**Exercise brief**. Show all lines from the listing below that contain "abandon".

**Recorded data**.
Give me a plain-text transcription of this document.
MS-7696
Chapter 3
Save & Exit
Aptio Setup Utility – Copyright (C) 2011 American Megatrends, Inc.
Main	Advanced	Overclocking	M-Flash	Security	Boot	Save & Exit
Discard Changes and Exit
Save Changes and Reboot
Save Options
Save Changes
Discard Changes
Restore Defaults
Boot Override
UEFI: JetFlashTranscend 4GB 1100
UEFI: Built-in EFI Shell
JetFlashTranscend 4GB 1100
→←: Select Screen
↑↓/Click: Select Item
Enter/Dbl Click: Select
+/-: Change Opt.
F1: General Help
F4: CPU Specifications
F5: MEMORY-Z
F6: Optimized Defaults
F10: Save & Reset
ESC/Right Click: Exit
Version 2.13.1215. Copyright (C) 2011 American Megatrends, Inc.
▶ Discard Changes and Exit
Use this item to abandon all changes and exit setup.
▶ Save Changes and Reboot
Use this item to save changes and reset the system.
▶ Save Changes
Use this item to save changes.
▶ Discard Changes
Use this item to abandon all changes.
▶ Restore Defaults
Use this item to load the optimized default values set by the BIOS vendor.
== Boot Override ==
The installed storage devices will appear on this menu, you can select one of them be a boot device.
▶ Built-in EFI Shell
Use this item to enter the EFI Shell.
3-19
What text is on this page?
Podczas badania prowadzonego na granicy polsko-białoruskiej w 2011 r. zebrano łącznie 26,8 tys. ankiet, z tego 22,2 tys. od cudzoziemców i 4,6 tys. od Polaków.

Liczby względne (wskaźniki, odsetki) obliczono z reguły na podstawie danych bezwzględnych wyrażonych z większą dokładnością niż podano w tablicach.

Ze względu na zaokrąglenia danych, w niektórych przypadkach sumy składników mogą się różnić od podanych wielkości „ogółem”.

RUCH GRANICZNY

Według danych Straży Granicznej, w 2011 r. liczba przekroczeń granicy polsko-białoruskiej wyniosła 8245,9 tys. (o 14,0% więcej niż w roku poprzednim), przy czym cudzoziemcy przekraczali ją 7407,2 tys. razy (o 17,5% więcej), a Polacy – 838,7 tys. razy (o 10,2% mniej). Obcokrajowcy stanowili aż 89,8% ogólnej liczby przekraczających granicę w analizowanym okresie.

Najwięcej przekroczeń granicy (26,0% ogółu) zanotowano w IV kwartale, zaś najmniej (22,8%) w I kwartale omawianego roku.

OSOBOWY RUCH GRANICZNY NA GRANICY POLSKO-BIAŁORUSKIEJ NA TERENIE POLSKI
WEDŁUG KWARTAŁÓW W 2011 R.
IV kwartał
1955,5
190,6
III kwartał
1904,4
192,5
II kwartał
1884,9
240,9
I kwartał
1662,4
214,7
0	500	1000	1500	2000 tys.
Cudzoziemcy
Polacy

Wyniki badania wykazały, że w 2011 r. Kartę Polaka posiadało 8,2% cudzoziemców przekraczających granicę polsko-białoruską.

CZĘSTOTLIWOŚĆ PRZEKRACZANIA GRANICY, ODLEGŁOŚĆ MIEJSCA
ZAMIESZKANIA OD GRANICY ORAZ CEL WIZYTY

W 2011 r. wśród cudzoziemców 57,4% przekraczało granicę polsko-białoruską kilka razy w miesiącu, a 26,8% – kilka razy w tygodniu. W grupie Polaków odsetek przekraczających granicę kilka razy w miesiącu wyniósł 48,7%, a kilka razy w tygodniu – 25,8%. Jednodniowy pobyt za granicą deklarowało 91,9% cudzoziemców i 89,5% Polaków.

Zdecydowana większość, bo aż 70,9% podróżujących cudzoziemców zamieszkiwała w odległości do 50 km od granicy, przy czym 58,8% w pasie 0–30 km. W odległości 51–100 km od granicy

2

**Task output**.
Use this item to abandon all changes and exit setup.
Use this item to abandon all changes.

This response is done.